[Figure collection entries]

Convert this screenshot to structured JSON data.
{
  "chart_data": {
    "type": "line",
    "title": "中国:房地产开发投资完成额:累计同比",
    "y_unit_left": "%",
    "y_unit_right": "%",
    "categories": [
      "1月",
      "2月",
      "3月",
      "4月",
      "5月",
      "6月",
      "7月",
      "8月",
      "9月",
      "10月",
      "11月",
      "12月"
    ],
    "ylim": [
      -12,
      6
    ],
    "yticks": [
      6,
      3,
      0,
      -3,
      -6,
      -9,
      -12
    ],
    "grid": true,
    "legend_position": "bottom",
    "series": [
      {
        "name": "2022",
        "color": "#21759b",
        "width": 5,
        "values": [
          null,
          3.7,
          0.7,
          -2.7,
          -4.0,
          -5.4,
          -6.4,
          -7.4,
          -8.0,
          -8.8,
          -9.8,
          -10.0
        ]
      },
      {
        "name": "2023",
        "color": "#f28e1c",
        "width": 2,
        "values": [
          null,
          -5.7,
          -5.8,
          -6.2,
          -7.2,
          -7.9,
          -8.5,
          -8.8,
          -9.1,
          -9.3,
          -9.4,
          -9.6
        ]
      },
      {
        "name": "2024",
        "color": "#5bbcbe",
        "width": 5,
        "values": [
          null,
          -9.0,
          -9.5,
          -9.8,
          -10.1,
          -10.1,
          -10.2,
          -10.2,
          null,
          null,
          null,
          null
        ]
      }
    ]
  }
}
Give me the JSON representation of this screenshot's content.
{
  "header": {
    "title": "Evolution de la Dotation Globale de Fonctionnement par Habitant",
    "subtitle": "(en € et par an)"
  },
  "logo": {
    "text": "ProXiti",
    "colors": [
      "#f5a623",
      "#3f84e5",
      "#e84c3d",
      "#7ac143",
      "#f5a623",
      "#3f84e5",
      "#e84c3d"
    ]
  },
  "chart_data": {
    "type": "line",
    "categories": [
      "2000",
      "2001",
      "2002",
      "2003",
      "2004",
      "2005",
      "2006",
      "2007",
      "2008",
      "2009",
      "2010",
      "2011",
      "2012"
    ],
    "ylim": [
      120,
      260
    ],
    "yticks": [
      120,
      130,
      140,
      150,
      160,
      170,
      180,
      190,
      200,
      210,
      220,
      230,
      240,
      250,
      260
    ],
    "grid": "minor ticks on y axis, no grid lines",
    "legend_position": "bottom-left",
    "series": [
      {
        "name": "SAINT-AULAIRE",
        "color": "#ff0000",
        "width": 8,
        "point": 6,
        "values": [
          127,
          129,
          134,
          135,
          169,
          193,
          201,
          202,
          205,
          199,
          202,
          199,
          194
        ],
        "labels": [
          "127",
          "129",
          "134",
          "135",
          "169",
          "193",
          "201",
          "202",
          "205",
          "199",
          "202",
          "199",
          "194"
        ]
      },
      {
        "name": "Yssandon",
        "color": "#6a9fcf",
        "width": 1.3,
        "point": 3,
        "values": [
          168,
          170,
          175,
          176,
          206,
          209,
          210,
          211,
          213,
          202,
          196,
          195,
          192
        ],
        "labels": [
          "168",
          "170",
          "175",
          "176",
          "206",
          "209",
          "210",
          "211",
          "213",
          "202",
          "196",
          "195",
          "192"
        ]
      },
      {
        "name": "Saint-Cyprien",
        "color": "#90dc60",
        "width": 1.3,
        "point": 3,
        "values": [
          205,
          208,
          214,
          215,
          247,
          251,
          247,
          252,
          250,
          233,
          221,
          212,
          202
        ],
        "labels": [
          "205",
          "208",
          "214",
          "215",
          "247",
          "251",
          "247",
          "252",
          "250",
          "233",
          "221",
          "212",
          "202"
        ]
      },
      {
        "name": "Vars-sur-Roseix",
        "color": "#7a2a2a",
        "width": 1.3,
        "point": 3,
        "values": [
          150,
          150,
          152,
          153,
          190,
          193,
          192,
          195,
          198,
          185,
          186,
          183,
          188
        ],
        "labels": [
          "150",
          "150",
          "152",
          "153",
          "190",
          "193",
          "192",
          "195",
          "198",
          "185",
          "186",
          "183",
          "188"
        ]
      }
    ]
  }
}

CHALLENGE: Collect each line containing the string "screenshot".

RESPONSE BELOW:
Convert this screenshot to structured JSON data.
Give me the JSON representation of this screenshot's content.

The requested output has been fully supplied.